Dataset entries |
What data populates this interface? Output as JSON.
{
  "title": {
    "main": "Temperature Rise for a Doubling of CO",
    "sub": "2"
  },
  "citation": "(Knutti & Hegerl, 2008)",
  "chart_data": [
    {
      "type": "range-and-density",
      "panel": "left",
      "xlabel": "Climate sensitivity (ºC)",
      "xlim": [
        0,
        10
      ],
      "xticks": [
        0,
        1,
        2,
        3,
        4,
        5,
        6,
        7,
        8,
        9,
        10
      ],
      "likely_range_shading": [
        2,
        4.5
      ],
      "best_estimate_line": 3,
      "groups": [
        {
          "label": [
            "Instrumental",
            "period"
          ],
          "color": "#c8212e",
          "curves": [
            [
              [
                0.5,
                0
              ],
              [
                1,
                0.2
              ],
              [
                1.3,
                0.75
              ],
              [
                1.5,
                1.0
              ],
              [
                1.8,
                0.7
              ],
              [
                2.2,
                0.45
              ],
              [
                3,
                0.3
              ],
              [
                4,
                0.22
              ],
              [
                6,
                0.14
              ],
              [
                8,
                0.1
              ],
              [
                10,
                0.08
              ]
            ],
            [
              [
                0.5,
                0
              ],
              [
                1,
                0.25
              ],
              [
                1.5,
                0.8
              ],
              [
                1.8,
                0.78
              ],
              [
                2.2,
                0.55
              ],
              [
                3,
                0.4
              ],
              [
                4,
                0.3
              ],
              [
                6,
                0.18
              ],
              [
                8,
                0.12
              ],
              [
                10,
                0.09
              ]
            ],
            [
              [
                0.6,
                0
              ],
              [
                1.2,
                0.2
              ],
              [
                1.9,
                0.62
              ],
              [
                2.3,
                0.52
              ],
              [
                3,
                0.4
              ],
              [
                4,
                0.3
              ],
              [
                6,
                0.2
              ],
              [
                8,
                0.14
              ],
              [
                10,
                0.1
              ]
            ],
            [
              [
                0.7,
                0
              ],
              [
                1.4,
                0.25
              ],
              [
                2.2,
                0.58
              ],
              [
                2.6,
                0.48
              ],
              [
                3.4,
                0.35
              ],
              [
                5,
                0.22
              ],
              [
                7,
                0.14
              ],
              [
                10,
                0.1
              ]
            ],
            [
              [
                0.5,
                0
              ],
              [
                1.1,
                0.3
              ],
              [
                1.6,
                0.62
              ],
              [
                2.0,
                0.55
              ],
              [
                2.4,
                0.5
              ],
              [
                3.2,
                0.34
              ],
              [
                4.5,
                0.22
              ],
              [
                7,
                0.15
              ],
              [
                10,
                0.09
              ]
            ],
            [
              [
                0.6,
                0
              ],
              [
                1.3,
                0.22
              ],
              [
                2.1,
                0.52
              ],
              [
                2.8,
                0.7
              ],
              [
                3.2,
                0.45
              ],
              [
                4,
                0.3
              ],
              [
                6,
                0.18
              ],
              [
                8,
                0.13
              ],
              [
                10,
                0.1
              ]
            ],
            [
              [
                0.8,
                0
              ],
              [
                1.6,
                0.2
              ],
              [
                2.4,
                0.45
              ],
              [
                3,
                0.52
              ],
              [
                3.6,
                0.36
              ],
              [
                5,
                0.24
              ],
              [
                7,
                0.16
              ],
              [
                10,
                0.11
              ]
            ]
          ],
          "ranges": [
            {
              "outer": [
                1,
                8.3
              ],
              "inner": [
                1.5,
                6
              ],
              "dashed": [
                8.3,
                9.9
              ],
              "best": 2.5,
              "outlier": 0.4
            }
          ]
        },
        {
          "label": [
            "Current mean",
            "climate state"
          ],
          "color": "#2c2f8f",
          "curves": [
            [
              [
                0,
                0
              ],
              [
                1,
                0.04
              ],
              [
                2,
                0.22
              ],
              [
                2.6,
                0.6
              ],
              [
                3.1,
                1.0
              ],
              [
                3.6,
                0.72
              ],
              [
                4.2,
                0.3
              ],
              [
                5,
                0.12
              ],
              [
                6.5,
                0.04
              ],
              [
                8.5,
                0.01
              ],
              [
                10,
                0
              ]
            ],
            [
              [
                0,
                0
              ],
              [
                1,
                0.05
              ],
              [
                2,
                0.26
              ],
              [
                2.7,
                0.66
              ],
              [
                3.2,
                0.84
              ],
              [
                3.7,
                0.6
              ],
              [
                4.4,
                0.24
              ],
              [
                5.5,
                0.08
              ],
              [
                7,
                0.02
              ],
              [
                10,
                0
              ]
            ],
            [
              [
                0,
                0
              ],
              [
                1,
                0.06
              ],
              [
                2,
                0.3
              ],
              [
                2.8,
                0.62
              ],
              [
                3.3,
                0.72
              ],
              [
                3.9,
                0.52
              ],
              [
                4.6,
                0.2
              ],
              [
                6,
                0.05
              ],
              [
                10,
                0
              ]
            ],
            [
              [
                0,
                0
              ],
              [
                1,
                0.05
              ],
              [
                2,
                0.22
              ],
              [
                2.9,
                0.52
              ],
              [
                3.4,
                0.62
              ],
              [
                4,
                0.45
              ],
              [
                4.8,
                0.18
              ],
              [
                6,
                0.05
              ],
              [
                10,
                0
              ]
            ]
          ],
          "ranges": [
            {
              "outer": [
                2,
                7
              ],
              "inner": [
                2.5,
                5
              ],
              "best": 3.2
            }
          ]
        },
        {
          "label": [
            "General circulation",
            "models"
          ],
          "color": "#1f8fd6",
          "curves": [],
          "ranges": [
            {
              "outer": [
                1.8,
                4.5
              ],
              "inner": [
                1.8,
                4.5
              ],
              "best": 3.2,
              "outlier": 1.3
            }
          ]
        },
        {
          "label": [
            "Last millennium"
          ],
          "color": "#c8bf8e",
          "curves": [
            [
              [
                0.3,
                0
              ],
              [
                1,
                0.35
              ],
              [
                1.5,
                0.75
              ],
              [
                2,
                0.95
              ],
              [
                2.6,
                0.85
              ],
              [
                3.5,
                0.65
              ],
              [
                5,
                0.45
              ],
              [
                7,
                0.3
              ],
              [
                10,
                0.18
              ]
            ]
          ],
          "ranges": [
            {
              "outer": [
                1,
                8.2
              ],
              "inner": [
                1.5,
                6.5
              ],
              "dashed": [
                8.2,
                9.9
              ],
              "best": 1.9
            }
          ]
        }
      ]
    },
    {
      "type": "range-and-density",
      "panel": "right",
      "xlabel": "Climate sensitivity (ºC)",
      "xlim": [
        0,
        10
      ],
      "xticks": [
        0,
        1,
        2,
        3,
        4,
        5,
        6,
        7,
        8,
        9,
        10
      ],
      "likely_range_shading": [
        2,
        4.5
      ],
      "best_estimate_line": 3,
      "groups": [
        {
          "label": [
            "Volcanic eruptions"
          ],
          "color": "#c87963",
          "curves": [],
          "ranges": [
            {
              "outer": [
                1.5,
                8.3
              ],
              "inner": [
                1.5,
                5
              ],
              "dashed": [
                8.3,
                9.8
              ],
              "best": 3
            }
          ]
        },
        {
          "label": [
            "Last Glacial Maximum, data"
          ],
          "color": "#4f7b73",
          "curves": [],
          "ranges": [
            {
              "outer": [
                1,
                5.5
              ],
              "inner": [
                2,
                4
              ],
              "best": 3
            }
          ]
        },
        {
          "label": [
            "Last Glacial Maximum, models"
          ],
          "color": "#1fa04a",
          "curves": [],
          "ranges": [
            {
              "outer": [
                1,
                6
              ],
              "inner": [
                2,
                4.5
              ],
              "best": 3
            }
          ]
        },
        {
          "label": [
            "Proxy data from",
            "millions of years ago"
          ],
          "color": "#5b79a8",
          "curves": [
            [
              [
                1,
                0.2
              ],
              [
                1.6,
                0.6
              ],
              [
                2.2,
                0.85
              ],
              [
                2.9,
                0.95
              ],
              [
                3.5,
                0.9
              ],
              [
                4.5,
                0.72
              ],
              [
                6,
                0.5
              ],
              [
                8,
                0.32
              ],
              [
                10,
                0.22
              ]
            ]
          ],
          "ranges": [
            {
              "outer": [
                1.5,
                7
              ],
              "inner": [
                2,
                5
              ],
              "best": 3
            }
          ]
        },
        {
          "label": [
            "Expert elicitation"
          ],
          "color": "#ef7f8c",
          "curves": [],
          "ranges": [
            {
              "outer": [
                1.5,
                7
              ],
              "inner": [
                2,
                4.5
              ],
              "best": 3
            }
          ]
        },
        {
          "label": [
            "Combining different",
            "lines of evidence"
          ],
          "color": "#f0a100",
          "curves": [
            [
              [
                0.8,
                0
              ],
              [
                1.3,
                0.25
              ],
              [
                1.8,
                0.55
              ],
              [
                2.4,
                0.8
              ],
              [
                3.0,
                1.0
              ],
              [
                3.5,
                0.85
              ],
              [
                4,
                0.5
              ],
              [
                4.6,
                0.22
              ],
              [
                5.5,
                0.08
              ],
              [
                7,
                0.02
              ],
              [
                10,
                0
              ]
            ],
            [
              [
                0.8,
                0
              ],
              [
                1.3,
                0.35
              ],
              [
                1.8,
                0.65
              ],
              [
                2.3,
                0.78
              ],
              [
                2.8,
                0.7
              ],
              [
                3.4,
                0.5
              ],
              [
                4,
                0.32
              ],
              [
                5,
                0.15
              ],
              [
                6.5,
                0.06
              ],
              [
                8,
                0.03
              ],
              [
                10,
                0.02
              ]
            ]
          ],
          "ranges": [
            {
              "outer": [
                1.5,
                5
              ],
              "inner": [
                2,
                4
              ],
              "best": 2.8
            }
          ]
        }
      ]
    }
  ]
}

PROMPT | Check every line for "Last" and show the ones that have it.

RESULT OF THE TASK |
            "Last millennium"
            "Last Glacial Maximum, data"
            "Last Glacial Maximum, models"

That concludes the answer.